--- Begin MATERIAL ---

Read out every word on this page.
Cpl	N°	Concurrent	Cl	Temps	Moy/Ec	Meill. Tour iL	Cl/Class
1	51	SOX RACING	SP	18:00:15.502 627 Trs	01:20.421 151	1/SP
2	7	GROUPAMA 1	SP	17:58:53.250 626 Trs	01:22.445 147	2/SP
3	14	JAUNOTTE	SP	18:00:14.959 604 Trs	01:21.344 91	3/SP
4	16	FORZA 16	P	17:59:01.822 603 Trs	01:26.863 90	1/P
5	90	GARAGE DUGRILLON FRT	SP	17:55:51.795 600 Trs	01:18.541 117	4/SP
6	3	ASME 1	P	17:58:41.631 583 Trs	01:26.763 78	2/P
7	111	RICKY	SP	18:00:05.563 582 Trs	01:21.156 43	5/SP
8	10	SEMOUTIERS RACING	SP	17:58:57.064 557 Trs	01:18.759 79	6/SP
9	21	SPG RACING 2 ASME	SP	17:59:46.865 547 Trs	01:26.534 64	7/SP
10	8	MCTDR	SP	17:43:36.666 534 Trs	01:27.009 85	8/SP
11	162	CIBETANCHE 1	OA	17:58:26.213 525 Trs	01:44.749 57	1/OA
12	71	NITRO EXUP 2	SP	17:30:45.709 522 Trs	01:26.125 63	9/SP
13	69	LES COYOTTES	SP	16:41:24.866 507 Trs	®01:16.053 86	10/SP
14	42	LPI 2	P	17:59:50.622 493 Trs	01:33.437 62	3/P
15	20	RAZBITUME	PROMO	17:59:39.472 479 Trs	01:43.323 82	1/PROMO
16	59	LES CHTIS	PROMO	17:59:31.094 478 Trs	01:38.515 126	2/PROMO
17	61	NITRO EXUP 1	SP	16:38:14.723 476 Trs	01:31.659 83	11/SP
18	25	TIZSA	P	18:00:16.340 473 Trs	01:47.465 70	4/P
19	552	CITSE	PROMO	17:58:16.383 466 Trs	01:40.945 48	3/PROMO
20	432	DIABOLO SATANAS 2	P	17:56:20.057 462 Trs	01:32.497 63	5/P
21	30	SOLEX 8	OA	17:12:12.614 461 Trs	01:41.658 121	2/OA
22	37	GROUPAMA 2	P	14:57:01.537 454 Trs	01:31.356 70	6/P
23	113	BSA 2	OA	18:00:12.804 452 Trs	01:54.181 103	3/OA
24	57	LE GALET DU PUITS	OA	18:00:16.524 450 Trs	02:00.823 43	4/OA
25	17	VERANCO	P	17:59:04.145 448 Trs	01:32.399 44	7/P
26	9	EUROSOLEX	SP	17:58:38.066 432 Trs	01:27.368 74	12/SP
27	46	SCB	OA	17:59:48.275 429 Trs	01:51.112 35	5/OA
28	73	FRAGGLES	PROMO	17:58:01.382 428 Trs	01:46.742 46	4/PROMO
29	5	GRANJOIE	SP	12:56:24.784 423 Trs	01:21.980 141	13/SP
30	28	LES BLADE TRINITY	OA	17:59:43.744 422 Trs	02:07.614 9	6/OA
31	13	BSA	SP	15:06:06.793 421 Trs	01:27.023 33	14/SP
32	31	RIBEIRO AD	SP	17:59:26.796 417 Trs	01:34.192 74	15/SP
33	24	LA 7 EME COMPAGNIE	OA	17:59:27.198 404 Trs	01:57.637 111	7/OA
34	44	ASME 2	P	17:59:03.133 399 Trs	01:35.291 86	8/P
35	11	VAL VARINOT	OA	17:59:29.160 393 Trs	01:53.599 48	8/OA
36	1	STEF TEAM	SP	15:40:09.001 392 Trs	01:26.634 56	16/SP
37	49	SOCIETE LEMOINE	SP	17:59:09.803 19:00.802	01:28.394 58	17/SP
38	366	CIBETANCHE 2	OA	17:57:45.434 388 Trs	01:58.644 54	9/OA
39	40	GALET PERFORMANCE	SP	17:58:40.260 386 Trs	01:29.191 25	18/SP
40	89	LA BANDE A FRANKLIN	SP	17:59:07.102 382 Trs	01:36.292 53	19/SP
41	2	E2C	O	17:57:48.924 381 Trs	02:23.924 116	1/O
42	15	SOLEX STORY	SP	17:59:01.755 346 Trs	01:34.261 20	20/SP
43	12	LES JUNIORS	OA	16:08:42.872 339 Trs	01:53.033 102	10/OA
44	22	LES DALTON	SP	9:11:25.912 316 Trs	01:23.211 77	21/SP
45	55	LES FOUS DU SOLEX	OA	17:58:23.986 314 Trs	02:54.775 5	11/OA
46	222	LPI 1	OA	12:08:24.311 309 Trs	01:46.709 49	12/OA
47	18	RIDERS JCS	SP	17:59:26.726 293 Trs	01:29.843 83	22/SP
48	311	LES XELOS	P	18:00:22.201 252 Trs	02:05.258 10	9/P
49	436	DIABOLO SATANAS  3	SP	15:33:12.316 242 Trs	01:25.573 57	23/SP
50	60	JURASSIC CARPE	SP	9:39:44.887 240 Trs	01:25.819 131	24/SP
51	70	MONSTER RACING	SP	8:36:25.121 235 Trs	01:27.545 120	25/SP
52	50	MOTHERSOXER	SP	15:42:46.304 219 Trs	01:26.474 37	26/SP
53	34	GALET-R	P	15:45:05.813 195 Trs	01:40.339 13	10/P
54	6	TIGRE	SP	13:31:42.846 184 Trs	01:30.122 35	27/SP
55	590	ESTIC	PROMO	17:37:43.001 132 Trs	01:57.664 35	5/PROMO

--- End MATERIAL ---

Scan the lines for the string "GALET". Copy out each line that matches.

▶ **REPLY TO THE EXERCISE**:
24	57	LE GALET DU PUITS	OA	18:00:16.524 450 Trs	02:00.823 43	4/OA
39	40	GALET PERFORMANCE	SP	17:58:40.260 386 Trs	01:29.191 25	18/SP
53	34	GALET-R	P	15:45:05.813 195 Trs	01:40.339 13	10/P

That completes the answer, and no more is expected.